Your objective: Pull out every line with the word "fitACF" from the entries below.

Dataset content:
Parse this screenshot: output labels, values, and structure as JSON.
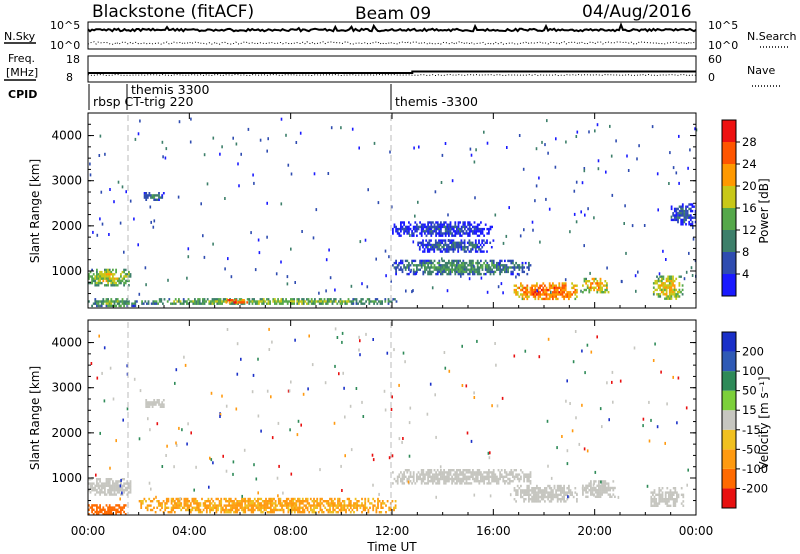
{
  "header": {
    "station": "Blackstone (fitACF)",
    "beam": "Beam 09",
    "date": "04/Aug/2016"
  },
  "noise_panel": {
    "left_label": "N.Sky",
    "right_label": "N.Search",
    "left_ticks": [
      "10^5",
      "10^0"
    ],
    "right_ticks": [
      "10^5",
      "10^0"
    ]
  },
  "freq_panel": {
    "left_label": "Freq.",
    "left_unit": "[MHz]",
    "left_ticks": [
      "18",
      "8"
    ],
    "right_label": "Nave",
    "right_ticks": [
      "60",
      "0"
    ]
  },
  "cpid": {
    "label": "CPID",
    "entries": [
      {
        "text": "rbsp CT-trig 220",
        "time_h": 0.0
      },
      {
        "text": "themis 3300",
        "time_h": 1.5
      },
      {
        "text": "themis -3300",
        "time_h": 12.0
      }
    ]
  },
  "x_axis": {
    "label": "Time UT",
    "ticks": [
      "00:00",
      "04:00",
      "08:00",
      "12:00",
      "16:00",
      "20:00",
      "00:00"
    ]
  },
  "power_colorbar": {
    "label": "Power [dB]",
    "ticks": [
      "4",
      "8",
      "12",
      "16",
      "20",
      "24",
      "28"
    ],
    "colors": [
      "#1a1aff",
      "#2f4cb0",
      "#3d7f6a",
      "#55a84a",
      "#c8c818",
      "#ff9900",
      "#ff5500",
      "#ee1111"
    ]
  },
  "velocity_colorbar": {
    "label": "Velocity [m s⁻¹]",
    "ticks": [
      "200",
      "100",
      "50",
      "15",
      "-15",
      "-50",
      "-100",
      "-200"
    ],
    "colors": [
      "#1a30c8",
      "#2f5ab5",
      "#2e8a58",
      "#7ccf3a",
      "#c6c6c0",
      "#f0c020",
      "#ff9a10",
      "#ff6a00",
      "#e81010"
    ]
  },
  "chart_data": {
    "type": "heatmap",
    "title": "Blackstone (fitACF) Beam 09 04/Aug/2016",
    "xlabel": "Time UT",
    "xlim_hours": [
      0,
      24
    ],
    "panels": [
      {
        "name": "Power",
        "ylabel": "Slant Range [km]",
        "ylim": [
          180,
          4500
        ],
        "yticks": [
          "1000",
          "2000",
          "3000",
          "4000"
        ],
        "color_scale": "Power [dB]",
        "regions": [
          {
            "t0": 0.0,
            "t1": 1.7,
            "r0": 650,
            "r1": 1050,
            "value": 18
          },
          {
            "t0": 0.0,
            "t1": 2.0,
            "r0": 200,
            "r1": 400,
            "value": 14
          },
          {
            "t0": 2.1,
            "t1": 12.2,
            "r0": 250,
            "r1": 400,
            "value": 16
          },
          {
            "t0": 5.3,
            "t1": 6.3,
            "r0": 260,
            "r1": 380,
            "value": 28
          },
          {
            "t0": 2.2,
            "t1": 3.0,
            "r0": 2550,
            "r1": 2750,
            "value": 10
          },
          {
            "t0": 12.0,
            "t1": 17.5,
            "r0": 900,
            "r1": 1250,
            "value": 12
          },
          {
            "t0": 13.0,
            "t1": 16.0,
            "r0": 1400,
            "r1": 1700,
            "value": 8
          },
          {
            "t0": 12.0,
            "t1": 16.0,
            "r0": 1750,
            "r1": 2100,
            "value": 6
          },
          {
            "t0": 16.8,
            "t1": 19.3,
            "r0": 350,
            "r1": 750,
            "value": 26
          },
          {
            "t0": 19.5,
            "t1": 20.6,
            "r0": 500,
            "r1": 850,
            "value": 22
          },
          {
            "t0": 22.3,
            "t1": 23.5,
            "r0": 350,
            "r1": 900,
            "value": 20
          },
          {
            "t0": 23.0,
            "t1": 24.0,
            "r0": 2000,
            "r1": 2500,
            "value": 8
          }
        ]
      },
      {
        "name": "Velocity",
        "ylabel": "Slant Range [km]",
        "ylim": [
          180,
          4500
        ],
        "yticks": [
          "1000",
          "2000",
          "3000",
          "4000"
        ],
        "color_scale": "Velocity [m s⁻¹]",
        "regions": [
          {
            "t0": 0.0,
            "t1": 1.7,
            "r0": 600,
            "r1": 1000,
            "value": 0
          },
          {
            "t0": 0.0,
            "t1": 1.5,
            "r0": 200,
            "r1": 420,
            "value": -150
          },
          {
            "t0": 2.0,
            "t1": 12.2,
            "r0": 220,
            "r1": 560,
            "value": -60
          },
          {
            "t0": 2.2,
            "t1": 3.0,
            "r0": 2550,
            "r1": 2750,
            "value": 0
          },
          {
            "t0": 12.0,
            "t1": 17.5,
            "r0": 850,
            "r1": 1200,
            "value": 0
          },
          {
            "t0": 16.8,
            "t1": 19.3,
            "r0": 450,
            "r1": 850,
            "value": 0
          },
          {
            "t0": 19.5,
            "t1": 20.8,
            "r0": 550,
            "r1": 950,
            "value": 0
          },
          {
            "t0": 22.2,
            "t1": 23.5,
            "r0": 350,
            "r1": 800,
            "value": 0
          }
        ]
      }
    ]
  }
}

Written answer:
    "station": "Blackstone (fitACF)",
    "title": "Blackstone (fitACF) Beam 09 04/Aug/2016",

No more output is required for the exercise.